-- Written request --
Copy out the lines from the start of the items through the line containing "scroll-left-icon[interactable]: ◀ —", including both ends, reproducing each one word for word.

(Items from a dataset)
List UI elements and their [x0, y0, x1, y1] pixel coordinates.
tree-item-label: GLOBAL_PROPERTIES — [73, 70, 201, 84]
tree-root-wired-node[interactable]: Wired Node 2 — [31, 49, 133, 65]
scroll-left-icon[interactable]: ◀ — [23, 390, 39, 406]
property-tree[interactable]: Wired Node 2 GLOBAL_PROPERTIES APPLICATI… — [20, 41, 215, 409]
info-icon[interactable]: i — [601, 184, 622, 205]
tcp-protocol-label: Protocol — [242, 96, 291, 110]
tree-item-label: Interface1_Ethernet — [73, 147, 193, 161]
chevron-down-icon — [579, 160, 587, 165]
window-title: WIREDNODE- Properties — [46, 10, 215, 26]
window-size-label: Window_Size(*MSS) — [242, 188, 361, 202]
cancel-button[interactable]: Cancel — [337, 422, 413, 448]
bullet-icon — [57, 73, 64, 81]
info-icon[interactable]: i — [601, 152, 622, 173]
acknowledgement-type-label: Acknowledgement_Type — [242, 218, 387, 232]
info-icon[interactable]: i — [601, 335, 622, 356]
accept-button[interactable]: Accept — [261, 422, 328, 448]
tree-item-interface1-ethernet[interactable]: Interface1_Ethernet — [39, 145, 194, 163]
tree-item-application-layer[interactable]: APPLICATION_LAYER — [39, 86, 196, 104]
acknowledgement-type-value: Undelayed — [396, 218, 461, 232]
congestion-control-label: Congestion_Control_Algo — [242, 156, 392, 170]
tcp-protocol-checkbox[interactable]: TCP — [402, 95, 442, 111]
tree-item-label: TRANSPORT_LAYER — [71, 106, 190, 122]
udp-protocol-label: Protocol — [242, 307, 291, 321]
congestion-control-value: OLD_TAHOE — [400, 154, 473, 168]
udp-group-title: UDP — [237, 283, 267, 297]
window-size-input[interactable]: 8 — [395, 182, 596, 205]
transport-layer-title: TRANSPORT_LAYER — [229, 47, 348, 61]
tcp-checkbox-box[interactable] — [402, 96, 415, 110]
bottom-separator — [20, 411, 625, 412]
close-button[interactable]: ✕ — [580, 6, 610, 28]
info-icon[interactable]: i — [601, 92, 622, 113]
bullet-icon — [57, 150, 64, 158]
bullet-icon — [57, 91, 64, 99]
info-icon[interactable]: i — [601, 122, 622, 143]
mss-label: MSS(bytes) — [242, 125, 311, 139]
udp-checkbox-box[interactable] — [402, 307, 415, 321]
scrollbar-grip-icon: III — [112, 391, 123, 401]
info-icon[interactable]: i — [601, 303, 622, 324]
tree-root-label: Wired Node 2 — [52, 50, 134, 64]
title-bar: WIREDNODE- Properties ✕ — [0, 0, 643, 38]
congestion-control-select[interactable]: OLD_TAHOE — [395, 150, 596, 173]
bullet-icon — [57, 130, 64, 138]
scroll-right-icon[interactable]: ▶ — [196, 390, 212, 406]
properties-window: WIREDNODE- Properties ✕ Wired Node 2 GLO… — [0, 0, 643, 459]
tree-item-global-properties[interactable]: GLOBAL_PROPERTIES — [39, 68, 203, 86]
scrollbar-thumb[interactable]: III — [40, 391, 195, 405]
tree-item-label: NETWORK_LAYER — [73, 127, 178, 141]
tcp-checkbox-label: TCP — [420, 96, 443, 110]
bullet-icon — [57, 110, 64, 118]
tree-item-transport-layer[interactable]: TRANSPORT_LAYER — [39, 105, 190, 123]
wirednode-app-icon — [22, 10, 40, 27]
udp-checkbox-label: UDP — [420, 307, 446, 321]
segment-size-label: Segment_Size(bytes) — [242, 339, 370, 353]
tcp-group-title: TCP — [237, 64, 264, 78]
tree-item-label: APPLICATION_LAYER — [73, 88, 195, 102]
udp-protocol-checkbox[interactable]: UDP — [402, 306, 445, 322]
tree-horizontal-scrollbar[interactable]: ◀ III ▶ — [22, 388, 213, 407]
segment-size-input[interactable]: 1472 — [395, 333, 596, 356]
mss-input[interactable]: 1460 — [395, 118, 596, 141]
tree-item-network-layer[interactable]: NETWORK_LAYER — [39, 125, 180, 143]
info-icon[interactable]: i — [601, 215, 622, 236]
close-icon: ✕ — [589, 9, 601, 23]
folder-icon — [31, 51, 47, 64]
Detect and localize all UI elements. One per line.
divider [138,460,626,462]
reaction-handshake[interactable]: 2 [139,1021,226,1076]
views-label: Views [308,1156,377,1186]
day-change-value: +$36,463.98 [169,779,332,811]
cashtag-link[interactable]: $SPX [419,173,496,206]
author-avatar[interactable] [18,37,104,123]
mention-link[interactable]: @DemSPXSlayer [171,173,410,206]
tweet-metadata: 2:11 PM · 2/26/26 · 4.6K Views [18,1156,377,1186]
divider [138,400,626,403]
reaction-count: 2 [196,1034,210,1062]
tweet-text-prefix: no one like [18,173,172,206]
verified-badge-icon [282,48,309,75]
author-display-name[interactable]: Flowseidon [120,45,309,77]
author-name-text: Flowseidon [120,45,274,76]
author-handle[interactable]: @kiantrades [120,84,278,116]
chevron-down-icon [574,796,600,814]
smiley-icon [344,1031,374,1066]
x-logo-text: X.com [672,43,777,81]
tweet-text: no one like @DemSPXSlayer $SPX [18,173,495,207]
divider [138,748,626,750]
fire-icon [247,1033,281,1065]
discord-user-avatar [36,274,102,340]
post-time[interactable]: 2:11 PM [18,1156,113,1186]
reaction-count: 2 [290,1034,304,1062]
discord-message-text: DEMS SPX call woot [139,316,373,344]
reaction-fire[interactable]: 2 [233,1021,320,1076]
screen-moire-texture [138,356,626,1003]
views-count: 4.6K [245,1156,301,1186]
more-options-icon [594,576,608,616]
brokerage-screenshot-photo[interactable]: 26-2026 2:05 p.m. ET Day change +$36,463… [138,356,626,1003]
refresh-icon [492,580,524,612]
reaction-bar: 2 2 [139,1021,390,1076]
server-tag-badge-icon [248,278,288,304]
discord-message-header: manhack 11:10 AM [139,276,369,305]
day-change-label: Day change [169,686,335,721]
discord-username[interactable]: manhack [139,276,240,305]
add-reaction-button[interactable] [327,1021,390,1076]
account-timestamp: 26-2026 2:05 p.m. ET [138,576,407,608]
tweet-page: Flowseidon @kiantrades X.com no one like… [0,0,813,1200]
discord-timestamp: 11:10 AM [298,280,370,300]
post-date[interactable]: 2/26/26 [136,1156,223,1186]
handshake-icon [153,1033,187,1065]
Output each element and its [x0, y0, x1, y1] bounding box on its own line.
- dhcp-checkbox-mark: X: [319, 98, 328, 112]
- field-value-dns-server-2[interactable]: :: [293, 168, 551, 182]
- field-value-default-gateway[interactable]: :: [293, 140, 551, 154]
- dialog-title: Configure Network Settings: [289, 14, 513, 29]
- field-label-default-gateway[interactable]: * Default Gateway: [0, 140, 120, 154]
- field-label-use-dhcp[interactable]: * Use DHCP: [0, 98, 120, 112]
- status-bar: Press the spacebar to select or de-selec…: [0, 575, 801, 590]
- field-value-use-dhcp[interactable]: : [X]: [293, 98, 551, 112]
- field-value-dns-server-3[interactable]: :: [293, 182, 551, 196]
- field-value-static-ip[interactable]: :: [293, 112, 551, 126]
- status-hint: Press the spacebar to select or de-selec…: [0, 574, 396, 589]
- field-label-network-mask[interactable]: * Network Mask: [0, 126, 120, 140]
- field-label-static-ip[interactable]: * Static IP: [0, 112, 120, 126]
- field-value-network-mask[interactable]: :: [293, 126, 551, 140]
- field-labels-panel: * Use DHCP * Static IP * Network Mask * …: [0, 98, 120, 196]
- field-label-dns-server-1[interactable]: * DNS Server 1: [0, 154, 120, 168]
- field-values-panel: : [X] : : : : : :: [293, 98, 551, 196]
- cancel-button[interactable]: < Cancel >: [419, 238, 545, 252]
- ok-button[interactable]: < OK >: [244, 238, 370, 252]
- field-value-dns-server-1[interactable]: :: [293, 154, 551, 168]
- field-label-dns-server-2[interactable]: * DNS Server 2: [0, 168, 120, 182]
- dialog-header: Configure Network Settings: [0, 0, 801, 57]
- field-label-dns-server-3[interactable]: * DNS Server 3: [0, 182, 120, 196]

-- Solution below --
List UI elements and their [x0, y0, x1, y1] pixel coordinates.
tree-item-label: GLOBAL_PROPERTIES — [73, 70, 201, 84]
tree-root-wired-node[interactable]: Wired Node 2 — [31, 49, 133, 65]
scroll-left-icon[interactable]: ◀ — [23, 390, 39, 406]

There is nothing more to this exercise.